Problem to solve
Your task is to give the data again, exactly, with every line intact.

Data supplied
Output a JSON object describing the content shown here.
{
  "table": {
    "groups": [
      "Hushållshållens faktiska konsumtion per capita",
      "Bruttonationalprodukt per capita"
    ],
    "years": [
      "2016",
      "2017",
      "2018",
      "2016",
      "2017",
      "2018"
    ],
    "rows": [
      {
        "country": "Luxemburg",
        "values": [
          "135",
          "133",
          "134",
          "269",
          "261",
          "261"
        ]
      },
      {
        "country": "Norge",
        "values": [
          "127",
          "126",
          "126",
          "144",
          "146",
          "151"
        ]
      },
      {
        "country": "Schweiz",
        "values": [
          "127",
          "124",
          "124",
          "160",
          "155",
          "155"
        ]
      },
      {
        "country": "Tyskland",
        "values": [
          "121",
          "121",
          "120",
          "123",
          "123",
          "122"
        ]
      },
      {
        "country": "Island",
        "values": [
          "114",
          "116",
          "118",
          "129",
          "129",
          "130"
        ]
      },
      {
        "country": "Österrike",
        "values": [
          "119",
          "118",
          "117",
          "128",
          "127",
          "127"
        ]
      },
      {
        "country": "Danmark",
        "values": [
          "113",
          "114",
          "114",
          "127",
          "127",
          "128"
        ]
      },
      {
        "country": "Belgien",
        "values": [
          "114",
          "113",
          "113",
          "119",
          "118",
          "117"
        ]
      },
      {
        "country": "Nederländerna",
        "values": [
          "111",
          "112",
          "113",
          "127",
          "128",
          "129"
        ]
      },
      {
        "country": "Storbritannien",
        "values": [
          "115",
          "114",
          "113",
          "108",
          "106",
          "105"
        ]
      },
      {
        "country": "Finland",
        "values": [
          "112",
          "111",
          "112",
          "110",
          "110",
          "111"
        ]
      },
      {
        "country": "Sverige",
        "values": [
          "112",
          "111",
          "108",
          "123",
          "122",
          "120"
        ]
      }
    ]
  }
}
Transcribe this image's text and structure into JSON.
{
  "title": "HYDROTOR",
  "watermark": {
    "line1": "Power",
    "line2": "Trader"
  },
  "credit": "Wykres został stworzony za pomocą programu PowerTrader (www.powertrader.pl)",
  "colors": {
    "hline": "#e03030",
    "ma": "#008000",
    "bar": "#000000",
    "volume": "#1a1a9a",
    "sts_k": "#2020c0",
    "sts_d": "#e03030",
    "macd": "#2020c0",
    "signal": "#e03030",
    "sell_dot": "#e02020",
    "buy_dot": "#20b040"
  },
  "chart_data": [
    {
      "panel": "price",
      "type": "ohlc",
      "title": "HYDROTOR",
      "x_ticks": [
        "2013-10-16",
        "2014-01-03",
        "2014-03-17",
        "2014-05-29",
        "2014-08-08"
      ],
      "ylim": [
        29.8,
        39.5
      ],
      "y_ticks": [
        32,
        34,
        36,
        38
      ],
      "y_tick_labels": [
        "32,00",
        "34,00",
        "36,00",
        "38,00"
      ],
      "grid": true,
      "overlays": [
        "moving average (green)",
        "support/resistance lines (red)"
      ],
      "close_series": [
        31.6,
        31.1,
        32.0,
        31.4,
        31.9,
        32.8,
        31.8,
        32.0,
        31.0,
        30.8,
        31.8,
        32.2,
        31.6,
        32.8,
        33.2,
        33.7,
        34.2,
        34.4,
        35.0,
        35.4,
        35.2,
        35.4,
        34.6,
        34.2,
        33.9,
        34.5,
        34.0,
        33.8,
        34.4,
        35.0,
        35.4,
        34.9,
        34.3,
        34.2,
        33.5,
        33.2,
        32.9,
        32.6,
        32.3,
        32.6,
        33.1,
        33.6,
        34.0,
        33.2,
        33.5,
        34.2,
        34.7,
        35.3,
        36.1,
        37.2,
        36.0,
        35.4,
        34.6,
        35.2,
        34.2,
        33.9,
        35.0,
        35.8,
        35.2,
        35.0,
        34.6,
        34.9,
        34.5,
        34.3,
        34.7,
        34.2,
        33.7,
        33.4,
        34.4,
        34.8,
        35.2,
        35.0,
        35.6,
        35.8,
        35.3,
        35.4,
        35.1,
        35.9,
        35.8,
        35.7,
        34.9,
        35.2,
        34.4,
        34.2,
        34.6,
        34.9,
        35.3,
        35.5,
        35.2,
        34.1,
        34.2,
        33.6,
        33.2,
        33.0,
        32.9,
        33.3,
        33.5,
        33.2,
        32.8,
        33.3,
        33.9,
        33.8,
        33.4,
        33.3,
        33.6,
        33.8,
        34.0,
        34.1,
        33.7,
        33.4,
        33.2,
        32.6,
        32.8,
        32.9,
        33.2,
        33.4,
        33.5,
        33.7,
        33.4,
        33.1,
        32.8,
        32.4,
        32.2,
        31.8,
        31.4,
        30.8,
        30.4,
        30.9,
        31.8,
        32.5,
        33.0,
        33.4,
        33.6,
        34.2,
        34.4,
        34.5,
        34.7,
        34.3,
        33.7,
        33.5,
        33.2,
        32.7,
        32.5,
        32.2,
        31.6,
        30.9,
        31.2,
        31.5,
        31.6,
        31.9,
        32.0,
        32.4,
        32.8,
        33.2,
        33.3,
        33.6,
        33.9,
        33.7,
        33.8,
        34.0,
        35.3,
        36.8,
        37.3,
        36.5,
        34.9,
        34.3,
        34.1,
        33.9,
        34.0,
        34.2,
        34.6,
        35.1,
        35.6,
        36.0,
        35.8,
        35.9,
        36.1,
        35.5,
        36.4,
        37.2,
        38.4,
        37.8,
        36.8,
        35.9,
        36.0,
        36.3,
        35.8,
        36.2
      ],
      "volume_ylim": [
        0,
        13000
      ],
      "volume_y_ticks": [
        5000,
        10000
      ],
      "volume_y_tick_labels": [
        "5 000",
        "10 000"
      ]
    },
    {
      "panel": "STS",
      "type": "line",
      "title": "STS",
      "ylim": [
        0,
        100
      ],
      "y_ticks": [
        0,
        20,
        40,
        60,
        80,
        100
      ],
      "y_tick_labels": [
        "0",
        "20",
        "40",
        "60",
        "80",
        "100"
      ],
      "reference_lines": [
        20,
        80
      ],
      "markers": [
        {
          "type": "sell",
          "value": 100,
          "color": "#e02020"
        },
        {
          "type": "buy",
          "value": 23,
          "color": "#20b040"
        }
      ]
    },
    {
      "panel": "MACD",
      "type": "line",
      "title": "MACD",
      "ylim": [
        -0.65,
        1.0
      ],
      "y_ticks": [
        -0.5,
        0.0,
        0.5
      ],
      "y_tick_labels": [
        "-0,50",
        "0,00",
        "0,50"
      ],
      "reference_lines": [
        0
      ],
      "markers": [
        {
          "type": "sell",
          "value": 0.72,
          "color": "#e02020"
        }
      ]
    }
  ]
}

Full response
Output a JSON object describing the content shown here.
{
  "table": {
    "groups": [
      "Hushållshållens faktiska konsumtion per capita",
      "Bruttonationalprodukt per capita"
    ],
    "years": [
      "2016",
      "2017",
      "2018",
      "2016",
      "2017",
      "2018"
    ],
    "rows": [
      {
        "country": "Luxemburg",
        "values": [
          "135",
          "133",
          "134",
          "269",
          "261",
          "261"
        ]
      },
      {
        "country": "Norge",
        "values": [
          "127",
          "126",
          "126",
          "144",
          "146",
          "151"
        ]
      },
      {
        "country": "Schweiz",
        "values": [
          "127",
          "124",
          "124",
          "160",
          "155",
          "155"
        ]
      },
      {
        "country": "Tyskland",
        "values": [
          "121",
          "121",
          "120",
          "123",
          "123",
          "122"
        ]
      },
      {
        "country": "Island",
        "values": [
          "114",
          "116",
          "118",
          "129",
          "129",
          "130"
        ]
      },
      {
        "country": "Österrike",
        "values": [
          "119",
          "118",
          "117",
          "128",
          "127",
          "127"
        ]
      },
      {
        "country": "Danmark",
        "values": [
          "113",
          "114",
          "114",
          "127",
          "127",
          "128"
        ]
      },
      {
        "country": "Belgien",
        "values": [
          "114",
          "113",
          "113",
          "119",
          "118",
          "117"
        ]
      },
      {
        "country": "Nederländerna",
        "values": [
          "111",
          "112",
          "113",
          "127",
          "128",
          "129"
        ]
      },
      {
        "country": "Storbritannien",
        "values": [
          "115",
          "114",
          "113",
          "108",
          "106",
          "105"
        ]
      },
      {
        "country": "Finland",
        "values": [
          "112",
          "111",
          "112",
          "110",
          "110",
          "111"
        ]
      },
      {
        "country": "Sverige",
        "values": [
          "112",
          "111",
          "108",
          "123",
          "122",
          "120"
        ]
      }
    ]
  }
}
Transcribe this image's text and structure into JSON.
{
  "title": "HYDROTOR",
  "watermark": {
    "line1": "Power",
    "line2": "Trader"
  },
  "credit": "Wykres został stworzony za pomocą programu PowerTrader (www.powertrader.pl)",
  "colors": {
    "hline": "#e03030",
    "ma": "#008000",
    "bar": "#000000",
    "volume": "#1a1a9a",
    "sts_k": "#2020c0",
    "sts_d": "#e03030",
    "macd": "#2020c0",
    "signal": "#e03030",
    "sell_dot": "#e02020",
    "buy_dot": "#20b040"
  },
  "chart_data": [
    {
      "panel": "price",
      "type": "ohlc",
      "title": "HYDROTOR",
      "x_ticks": [
        "2013-10-16",
        "2014-01-03",
        "2014-03-17",
        "2014-05-29",
        "2014-08-08"
      ],
      "ylim": [
        29.8,
        39.5
      ],
      "y_ticks": [
        32,
        34,
        36,
        38
      ],
      "y_tick_labels": [
        "32,00",
        "34,00",
        "36,00",
        "38,00"
      ],
      "grid": true,
      "overlays": [
        "moving average (green)",
        "support/resistance lines (red)"
      ],
      "close_series": [
        31.6,
        31.1,
        32.0,
        31.4,
        31.9,
        32.8,
        31.8,
        32.0,
        31.0,
        30.8,
        31.8,
        32.2,
        31.6,
        32.8,
        33.2,
        33.7,
        34.2,
        34.4,
        35.0,
        35.4,
        35.2,
        35.4,
        34.6,
        34.2,
        33.9,
        34.5,
        34.0,
        33.8,
        34.4,
        35.0,
        35.4,
        34.9,
        34.3,
        34.2,
        33.5,
        33.2,
        32.9,
        32.6,
        32.3,
        32.6,
        33.1,
        33.6,
        34.0,
        33.2,
        33.5,
        34.2,
        34.7,
        35.3,
        36.1,
        37.2,
        36.0,
        35.4,
        34.6,
        35.2,
        34.2,
        33.9,
        35.0,
        35.8,
        35.2,
        35.0,
        34.6,
        34.9,
        34.5,
        34.3,
        34.7,
        34.2,
        33.7,
        33.4,
        34.4,
        34.8,
        35.2,
        35.0,
        35.6,
        35.8,
        35.3,
        35.4,
        35.1,
        35.9,
        35.8,
        35.7,
        34.9,
        35.2,
        34.4,
        34.2,
        34.6,
        34.9,
        35.3,
        35.5,
        35.2,
        34.1,
        34.2,
        33.6,
        33.2,
        33.0,
        32.9,
        33.3,
        33.5,
        33.2,
        32.8,
        33.3,
        33.9,
        33.8,
        33.4,
        33.3,
        33.6,
        33.8,
        34.0,
        34.1,
        33.7,
        33.4,
        33.2,
        32.6,
        32.8,
        32.9,
        33.2,
        33.4,
        33.5,
        33.7,
        33.4,
        33.1,
        32.8,
        32.4,
        32.2,
        31.8,
        31.4,
        30.8,
        30.4,
        30.9,
        31.8,
        32.5,
        33.0,
        33.4,
        33.6,
        34.2,
        34.4,
        34.5,
        34.7,
        34.3,
        33.7,
        33.5,
        33.2,
        32.7,
        32.5,
        32.2,
        31.6,
        30.9,
        31.2,
        31.5,
        31.6,
        31.9,
        32.0,
        32.4,
        32.8,
        33.2,
        33.3,
        33.6,
        33.9,
        33.7,
        33.8,
        34.0,
        35.3,
        36.8,
        37.3,
        36.5,
        34.9,
        34.3,
        34.1,
        33.9,
        34.0,
        34.2,
        34.6,
        35.1,
        35.6,
        36.0,
        35.8,
        35.9,
        36.1,
        35.5,
        36.4,
        37.2,
        38.4,
        37.8,
        36.8,
        35.9,
        36.0,
        36.3,
        35.8,
        36.2
      ],
      "volume_ylim": [
        0,
        13000
      ],
      "volume_y_ticks": [
        5000,
        10000
      ],
      "volume_y_tick_labels": [
        "5 000",
        "10 000"
      ]
    },
    {
      "panel": "STS",
      "type": "line",
      "title": "STS",
      "ylim": [
        0,
        100
      ],
      "y_ticks": [
        0,
        20,
        40,
        60,
        80,
        100
      ],
      "y_tick_labels": [
        "0",
        "20",
        "40",
        "60",
        "80",
        "100"
      ],
      "reference_lines": [
        20,
        80
      ],
      "markers": [
        {
          "type": "sell",
          "value": 100,
          "color": "#e02020"
        },
        {
          "type": "buy",
          "value": 23,
          "color": "#20b040"
        }
      ]
    },
    {
      "panel": "MACD",
      "type": "line",
      "title": "MACD",
      "ylim": [
        -0.65,
        1.0
      ],
      "y_ticks": [
        -0.5,
        0.0,
        0.5
      ],
      "y_tick_labels": [
        "-0,50",
        "0,00",
        "0,50"
      ],
      "reference_lines": [
        0
      ],
      "markers": [
        {
          "type": "sell",
          "value": 0.72,
          "color": "#e02020"
        }
      ]
    }
  ]
}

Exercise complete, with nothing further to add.